Text passage
⁂

The “BLUES” emerged from a black cultural melting pot in the American South of the 1890s, drawing on a rich mix of African - American spirituals, traditional songs, European hymns, folk ballands, work songs and hollers, and contemporary dance music. By the 1910s (when the first recorded blues were published as sheet music), the blues had taken the form widely recognized today: 12 bars, AAB lyrical structure, and a distinctive scale with the third and seventh notes flatted.

 

The story of the blues is the story of African Americans told through the story of their most popular music. The blues is the story of the frustrations of failed Radical Reconstruction, of violence and oppression in the Jim Crow South, of the desperation of the sharecropping system, and of the struggles of the Civil Rights Movement. The story of the blues is the story of black culture coming to a position of prominence and influence in American society. It is the story of the women of the classic blues whose early records pointed to a tremendous marked for African - American cultural production, and of the young while liberals and intellectuals who sought out the rural blues as an artifact to American’s vanishing agrarian past. It is the story of the cultural present finding inspiration in the cultural past. But perhaps most fundamentally, the story of the blues is one of American race relations, a document of struggle and conflict on the one hand but also a suggestion of something universally human that just might point the way toward a future more premised on understanding and cooperation.

⁂

Listed records

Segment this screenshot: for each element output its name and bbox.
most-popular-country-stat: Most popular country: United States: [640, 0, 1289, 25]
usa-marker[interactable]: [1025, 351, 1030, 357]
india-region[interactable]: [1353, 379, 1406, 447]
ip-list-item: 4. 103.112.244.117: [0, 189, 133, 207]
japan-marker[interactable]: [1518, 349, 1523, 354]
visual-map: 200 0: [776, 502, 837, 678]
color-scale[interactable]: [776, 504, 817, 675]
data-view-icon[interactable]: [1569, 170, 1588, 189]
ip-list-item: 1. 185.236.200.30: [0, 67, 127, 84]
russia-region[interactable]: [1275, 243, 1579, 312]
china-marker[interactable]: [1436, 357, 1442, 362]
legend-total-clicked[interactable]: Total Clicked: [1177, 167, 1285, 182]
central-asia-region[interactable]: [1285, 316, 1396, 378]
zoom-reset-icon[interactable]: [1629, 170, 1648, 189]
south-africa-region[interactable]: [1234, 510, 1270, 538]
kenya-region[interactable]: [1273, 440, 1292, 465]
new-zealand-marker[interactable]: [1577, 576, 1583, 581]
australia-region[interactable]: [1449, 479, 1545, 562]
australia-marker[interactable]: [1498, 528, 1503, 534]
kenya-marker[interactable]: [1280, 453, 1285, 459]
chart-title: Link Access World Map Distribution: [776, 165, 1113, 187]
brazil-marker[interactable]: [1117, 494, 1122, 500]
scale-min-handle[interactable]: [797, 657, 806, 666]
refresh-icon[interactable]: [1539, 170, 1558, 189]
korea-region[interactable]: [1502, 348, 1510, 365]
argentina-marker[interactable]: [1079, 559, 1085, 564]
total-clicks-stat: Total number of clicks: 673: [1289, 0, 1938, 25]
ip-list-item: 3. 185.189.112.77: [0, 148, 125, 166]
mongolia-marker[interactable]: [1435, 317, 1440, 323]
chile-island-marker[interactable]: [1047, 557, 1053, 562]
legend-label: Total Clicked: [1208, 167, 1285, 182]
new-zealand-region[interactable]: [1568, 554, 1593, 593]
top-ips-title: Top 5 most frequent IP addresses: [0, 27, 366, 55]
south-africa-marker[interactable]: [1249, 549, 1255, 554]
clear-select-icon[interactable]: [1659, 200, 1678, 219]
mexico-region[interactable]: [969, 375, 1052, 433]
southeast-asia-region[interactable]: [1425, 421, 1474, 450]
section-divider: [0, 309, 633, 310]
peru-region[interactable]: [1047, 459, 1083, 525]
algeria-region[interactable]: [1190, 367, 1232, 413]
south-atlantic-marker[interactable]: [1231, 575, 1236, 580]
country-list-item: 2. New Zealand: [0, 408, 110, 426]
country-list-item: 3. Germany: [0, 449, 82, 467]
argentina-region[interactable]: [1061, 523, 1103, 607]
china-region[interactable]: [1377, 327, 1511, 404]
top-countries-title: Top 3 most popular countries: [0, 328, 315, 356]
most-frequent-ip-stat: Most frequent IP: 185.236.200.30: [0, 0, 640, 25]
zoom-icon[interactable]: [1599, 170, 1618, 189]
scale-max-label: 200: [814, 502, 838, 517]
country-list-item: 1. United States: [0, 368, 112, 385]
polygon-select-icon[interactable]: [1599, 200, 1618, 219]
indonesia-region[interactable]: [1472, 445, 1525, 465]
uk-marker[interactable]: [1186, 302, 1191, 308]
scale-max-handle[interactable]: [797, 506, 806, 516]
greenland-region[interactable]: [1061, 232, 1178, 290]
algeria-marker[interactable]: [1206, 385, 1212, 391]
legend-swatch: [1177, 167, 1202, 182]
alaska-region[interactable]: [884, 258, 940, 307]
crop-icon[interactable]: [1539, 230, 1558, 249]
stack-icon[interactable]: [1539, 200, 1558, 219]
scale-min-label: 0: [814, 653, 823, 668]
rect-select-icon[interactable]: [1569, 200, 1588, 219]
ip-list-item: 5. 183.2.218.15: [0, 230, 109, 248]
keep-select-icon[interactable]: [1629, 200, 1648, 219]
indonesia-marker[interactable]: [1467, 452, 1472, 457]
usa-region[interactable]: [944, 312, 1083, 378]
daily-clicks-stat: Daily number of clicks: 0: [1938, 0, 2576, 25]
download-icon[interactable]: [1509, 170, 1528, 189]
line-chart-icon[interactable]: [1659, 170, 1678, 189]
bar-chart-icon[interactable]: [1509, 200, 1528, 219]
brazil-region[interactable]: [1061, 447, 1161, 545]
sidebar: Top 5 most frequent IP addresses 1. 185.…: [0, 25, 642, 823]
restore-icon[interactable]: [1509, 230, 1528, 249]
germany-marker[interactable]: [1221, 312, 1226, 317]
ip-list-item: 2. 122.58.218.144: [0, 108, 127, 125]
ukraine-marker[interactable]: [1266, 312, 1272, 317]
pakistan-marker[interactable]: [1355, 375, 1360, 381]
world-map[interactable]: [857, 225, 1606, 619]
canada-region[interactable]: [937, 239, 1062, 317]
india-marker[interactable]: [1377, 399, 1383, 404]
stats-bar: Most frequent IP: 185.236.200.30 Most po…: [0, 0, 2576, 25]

⁂

Short task
In the passage on the blues, which notes of the blues scale are flatted?

Output for this exercise
The third and seventh notes.